REQUEST:
Retype exactly the lines that run from the line with "Read all visible content and emit it as JSON." to the final line of the entries, keeping both ends and nothing else.

• • •

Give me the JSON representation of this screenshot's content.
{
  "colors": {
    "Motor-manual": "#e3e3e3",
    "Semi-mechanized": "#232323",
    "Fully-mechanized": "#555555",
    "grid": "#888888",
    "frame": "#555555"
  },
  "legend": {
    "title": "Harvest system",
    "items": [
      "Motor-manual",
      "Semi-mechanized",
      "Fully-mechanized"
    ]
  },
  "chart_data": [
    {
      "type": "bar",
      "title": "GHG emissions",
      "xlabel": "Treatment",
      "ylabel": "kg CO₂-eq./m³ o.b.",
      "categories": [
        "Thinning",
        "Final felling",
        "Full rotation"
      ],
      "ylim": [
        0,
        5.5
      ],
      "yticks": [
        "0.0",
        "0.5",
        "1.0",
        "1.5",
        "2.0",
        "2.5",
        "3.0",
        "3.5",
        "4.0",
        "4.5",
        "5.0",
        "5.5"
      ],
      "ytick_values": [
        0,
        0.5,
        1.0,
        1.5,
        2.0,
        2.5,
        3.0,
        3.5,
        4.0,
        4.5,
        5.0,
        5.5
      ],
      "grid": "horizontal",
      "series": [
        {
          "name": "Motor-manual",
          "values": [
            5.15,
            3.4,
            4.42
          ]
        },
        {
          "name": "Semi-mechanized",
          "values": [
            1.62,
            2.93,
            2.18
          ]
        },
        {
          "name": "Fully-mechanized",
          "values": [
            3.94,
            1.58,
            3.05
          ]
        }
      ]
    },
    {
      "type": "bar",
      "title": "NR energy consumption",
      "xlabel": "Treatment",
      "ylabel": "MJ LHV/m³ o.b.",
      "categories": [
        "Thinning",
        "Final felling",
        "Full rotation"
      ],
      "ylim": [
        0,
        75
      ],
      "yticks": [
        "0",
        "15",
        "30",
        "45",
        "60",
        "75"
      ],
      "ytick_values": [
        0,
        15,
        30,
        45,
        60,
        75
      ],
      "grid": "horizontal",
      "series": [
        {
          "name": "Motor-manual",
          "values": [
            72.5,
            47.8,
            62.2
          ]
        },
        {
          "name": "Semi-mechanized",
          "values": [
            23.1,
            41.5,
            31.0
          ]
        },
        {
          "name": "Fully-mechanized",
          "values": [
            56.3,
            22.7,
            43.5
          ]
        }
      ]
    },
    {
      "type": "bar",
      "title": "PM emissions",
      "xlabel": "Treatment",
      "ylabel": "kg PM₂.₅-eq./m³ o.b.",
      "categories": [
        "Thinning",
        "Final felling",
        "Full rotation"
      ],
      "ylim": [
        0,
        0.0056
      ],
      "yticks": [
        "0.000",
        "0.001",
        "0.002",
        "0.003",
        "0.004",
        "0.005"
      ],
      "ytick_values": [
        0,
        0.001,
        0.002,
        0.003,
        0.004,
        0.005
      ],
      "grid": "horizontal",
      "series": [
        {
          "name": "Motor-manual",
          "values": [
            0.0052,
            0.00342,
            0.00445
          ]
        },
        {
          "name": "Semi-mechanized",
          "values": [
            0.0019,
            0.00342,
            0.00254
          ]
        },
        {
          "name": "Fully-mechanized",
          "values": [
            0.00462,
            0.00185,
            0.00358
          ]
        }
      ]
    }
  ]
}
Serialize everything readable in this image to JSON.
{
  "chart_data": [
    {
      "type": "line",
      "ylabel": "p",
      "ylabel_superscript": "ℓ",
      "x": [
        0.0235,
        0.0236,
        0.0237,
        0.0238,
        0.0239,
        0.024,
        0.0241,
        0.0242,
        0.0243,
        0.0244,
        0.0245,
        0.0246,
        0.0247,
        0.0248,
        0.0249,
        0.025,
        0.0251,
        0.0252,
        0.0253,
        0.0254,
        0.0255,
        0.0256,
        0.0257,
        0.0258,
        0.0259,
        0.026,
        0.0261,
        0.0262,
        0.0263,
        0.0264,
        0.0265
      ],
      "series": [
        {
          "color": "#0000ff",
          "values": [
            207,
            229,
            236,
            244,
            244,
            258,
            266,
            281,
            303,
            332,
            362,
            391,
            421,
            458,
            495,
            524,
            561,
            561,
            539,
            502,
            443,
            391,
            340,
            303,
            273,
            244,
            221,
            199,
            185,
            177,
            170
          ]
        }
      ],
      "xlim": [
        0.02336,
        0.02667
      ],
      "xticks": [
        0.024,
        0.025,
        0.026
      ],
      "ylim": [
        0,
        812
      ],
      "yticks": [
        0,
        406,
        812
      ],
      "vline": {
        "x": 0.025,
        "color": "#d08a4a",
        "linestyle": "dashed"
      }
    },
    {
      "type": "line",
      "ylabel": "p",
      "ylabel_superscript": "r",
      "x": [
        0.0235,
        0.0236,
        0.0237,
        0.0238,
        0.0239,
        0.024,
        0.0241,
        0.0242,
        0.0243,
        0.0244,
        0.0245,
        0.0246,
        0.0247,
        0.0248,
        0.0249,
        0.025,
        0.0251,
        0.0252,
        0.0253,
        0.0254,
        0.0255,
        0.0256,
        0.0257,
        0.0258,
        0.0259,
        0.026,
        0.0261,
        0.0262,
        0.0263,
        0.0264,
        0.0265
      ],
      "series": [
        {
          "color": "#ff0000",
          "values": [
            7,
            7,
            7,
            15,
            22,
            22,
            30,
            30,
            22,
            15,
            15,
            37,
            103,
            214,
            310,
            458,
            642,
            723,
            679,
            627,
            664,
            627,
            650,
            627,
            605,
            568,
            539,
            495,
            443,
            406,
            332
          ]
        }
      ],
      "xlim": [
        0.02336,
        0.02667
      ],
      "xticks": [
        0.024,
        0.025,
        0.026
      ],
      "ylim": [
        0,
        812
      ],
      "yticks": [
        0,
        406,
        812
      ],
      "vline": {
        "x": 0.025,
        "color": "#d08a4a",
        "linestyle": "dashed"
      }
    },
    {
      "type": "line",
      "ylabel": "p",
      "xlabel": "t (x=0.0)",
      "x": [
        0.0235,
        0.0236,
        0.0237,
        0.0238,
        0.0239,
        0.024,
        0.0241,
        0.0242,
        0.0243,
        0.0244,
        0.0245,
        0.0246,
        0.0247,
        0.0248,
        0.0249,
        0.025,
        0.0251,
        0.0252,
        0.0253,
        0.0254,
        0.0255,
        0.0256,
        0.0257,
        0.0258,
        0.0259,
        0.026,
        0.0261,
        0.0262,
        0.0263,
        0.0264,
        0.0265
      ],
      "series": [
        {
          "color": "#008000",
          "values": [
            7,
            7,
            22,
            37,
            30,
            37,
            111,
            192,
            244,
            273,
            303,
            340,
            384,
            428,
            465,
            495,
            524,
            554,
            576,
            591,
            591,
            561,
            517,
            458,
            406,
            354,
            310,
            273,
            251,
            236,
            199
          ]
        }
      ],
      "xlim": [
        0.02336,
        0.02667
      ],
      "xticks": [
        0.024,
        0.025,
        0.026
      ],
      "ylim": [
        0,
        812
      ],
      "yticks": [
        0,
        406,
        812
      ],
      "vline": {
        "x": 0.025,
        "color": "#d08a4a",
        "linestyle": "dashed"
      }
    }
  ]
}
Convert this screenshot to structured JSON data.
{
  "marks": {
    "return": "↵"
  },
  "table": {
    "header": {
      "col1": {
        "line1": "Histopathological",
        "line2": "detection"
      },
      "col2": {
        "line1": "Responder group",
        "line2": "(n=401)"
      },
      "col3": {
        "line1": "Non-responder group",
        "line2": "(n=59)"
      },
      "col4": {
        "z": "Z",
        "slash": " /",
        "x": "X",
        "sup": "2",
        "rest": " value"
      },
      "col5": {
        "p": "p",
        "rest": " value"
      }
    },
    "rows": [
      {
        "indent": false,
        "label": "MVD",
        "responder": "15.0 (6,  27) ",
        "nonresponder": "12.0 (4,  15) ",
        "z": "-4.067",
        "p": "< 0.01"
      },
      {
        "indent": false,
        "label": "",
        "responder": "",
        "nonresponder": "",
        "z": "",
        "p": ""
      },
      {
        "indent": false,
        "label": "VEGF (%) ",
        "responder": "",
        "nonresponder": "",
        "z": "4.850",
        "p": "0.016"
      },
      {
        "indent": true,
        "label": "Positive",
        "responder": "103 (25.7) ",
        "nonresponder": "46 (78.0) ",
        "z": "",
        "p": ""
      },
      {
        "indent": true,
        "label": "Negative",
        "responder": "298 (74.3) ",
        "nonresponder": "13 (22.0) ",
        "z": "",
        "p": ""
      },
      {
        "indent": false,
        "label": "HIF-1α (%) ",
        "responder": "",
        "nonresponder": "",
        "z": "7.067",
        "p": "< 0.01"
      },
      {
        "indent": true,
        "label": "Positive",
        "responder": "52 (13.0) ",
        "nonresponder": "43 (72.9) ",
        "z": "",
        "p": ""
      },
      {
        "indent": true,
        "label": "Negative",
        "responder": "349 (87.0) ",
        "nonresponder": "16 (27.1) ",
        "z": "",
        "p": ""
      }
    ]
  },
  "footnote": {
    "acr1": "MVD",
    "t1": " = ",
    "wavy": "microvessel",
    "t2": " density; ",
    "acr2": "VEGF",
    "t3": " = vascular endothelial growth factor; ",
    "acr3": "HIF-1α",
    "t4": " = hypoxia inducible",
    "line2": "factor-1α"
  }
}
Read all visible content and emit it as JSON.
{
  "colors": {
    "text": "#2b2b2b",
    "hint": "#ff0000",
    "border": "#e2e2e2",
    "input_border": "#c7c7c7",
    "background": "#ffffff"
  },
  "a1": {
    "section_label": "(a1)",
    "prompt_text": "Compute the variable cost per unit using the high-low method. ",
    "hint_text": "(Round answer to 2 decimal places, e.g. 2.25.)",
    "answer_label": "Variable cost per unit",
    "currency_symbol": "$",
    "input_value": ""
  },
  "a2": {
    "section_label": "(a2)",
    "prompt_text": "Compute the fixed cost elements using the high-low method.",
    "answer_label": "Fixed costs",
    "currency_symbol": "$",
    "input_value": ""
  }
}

• • •

FULL OUTPUT:
Read all visible content and emit it as JSON.
{
  "colors": {
    "text": "#2b2b2b",
    "hint": "#ff0000",
    "border": "#e2e2e2",
    "input_border": "#c7c7c7",
    "background": "#ffffff"
  },
  "a1": {
    "section_label": "(a1)",
    "prompt_text": "Compute the variable cost per unit using the high-low method. ",
    "hint_text": "(Round answer to 2 decimal places, e.g. 2.25.)",
    "answer_label": "Variable cost per unit",
    "currency_symbol": "$",
    "input_value": ""
  },
  "a2": {
    "section_label": "(a2)",
    "prompt_text": "Compute the fixed cost elements using the high-low method.",
    "answer_label": "Fixed costs",
    "currency_symbol": "$",
    "input_value": ""
  }
}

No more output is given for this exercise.